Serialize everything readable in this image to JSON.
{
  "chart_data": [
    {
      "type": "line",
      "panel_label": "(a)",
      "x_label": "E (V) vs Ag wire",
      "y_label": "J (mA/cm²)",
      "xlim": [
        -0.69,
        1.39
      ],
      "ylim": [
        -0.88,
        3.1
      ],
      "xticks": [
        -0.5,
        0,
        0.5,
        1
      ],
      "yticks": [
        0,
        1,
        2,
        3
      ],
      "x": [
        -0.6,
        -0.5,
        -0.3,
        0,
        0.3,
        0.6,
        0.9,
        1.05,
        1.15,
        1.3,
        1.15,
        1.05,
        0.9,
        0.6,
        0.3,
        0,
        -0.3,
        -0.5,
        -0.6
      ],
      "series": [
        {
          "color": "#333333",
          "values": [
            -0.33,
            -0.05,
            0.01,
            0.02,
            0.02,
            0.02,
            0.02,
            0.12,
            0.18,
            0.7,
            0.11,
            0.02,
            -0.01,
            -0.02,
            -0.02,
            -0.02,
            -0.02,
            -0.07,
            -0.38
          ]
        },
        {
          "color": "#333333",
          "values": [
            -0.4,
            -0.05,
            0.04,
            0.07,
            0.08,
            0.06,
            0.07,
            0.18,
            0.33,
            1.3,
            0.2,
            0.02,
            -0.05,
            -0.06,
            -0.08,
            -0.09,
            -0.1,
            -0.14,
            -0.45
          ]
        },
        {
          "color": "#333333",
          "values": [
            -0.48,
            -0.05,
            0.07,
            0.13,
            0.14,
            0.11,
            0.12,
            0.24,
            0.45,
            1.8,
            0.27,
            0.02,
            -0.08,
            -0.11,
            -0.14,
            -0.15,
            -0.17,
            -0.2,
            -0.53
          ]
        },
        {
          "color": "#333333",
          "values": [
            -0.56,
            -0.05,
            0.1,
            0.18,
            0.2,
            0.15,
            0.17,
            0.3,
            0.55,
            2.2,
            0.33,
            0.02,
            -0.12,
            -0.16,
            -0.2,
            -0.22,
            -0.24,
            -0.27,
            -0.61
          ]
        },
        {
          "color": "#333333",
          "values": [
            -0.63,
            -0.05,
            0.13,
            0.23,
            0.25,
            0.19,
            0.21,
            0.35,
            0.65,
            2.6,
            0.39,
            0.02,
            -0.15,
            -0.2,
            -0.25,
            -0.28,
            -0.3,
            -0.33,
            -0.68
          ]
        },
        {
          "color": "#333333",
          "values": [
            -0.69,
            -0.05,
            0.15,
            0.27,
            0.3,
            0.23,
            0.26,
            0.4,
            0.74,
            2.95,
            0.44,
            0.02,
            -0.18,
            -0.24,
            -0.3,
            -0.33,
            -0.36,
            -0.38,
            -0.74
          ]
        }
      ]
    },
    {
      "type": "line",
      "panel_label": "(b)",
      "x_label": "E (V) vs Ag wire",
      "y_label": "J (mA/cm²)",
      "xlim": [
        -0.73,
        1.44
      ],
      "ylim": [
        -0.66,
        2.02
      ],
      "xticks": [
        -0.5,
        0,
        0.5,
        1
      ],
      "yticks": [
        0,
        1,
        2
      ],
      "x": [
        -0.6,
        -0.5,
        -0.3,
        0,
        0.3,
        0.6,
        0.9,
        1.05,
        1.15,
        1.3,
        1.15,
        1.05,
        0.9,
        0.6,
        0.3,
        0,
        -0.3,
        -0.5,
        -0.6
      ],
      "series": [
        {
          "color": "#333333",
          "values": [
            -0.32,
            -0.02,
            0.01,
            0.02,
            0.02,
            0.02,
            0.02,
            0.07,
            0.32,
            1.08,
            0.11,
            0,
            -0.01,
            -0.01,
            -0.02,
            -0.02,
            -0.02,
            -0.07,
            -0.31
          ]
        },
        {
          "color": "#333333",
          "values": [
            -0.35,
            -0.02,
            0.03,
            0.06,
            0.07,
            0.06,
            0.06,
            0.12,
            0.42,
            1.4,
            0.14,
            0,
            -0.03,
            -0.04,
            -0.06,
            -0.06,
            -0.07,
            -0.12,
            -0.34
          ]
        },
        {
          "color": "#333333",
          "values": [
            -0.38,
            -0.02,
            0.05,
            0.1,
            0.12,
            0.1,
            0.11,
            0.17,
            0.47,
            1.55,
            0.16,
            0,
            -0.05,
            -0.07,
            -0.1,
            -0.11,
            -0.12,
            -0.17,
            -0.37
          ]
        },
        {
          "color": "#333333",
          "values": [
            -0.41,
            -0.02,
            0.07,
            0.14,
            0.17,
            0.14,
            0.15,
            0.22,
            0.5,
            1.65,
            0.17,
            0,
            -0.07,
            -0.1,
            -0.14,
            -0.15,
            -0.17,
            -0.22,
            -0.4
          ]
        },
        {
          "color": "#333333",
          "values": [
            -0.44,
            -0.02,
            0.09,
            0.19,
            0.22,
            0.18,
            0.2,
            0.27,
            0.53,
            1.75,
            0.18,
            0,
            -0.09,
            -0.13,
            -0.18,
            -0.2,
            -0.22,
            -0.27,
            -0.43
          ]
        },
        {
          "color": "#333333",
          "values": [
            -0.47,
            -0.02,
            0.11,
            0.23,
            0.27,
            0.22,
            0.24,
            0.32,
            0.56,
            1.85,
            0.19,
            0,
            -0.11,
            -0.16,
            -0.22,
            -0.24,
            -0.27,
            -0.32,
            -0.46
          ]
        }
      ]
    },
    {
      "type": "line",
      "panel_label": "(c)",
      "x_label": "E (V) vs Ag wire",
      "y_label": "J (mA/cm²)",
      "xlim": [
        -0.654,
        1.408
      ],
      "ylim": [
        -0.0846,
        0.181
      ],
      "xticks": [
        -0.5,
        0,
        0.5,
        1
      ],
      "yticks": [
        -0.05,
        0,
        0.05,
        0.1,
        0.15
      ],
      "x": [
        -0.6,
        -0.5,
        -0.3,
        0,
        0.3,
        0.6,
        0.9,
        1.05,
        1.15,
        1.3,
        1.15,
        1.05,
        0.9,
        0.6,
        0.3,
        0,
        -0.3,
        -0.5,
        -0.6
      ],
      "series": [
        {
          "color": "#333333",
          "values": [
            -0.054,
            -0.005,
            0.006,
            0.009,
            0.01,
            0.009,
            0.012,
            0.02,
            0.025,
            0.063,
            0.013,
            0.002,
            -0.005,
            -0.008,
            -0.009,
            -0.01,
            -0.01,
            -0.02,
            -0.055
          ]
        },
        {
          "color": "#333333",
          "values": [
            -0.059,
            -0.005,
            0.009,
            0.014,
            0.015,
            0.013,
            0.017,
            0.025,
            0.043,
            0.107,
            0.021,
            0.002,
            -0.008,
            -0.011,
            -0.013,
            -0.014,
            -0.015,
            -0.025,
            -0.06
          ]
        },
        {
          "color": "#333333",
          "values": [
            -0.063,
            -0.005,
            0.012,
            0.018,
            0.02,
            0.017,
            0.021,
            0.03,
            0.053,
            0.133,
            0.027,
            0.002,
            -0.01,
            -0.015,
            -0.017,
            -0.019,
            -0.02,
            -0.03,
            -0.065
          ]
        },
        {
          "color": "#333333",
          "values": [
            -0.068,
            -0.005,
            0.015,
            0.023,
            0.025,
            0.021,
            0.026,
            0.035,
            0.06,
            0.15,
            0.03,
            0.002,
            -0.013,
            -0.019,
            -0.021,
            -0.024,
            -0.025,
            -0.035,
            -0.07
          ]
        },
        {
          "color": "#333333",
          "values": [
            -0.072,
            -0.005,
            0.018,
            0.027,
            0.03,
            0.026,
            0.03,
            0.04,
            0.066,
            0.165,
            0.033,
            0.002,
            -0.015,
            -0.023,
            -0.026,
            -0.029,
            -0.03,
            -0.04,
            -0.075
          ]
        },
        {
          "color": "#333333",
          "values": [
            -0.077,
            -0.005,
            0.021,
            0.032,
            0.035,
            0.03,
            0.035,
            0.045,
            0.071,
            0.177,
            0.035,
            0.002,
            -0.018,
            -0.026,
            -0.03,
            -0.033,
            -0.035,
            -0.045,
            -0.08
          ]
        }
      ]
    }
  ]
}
------------------------------------------------------------------------
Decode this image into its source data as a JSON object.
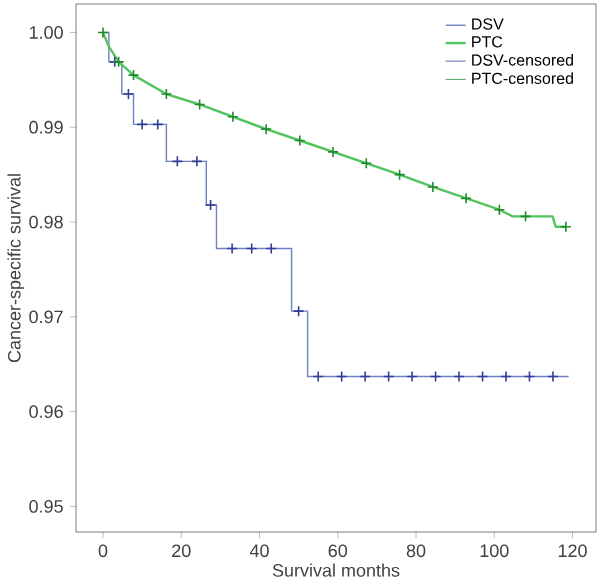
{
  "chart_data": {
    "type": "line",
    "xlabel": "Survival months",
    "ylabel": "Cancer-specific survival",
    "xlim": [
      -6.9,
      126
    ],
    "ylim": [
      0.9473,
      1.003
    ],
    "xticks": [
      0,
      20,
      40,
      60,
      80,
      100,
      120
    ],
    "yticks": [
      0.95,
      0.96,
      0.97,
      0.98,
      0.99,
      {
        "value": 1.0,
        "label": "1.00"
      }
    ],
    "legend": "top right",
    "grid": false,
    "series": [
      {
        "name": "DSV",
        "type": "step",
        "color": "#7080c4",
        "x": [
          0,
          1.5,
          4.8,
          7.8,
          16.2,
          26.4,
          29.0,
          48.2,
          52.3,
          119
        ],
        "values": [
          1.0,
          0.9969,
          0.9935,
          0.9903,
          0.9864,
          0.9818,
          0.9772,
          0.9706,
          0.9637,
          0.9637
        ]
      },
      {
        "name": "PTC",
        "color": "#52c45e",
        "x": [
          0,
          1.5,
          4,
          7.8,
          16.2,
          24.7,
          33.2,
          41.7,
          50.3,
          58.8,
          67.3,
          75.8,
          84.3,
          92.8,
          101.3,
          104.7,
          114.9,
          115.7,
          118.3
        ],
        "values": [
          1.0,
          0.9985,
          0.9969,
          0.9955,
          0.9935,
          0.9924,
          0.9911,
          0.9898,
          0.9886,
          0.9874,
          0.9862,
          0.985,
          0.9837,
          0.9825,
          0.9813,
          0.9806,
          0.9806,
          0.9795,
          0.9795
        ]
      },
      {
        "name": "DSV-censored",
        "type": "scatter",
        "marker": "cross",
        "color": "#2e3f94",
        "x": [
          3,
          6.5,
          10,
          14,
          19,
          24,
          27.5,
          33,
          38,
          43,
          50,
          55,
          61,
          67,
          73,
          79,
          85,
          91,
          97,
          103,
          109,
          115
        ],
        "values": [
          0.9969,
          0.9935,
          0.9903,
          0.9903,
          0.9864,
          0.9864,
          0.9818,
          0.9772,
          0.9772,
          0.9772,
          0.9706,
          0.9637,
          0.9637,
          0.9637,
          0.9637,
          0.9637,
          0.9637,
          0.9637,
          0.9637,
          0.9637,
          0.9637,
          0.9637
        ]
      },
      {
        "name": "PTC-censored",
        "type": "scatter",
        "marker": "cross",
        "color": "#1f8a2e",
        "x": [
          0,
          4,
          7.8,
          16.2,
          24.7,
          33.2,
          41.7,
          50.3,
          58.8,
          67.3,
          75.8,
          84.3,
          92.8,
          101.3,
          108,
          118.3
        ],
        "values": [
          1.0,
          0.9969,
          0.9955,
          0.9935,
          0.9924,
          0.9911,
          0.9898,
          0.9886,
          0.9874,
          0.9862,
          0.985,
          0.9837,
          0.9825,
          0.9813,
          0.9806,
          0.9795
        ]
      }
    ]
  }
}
------------------------------------------------------------------------
**Work instructions**
Go through the records and show every line with the string "name" in it.

**Task output**
        "name": "DSV",
        "name": "PTC",
        "name": "DSV-censored",
        "name": "PTC-censored",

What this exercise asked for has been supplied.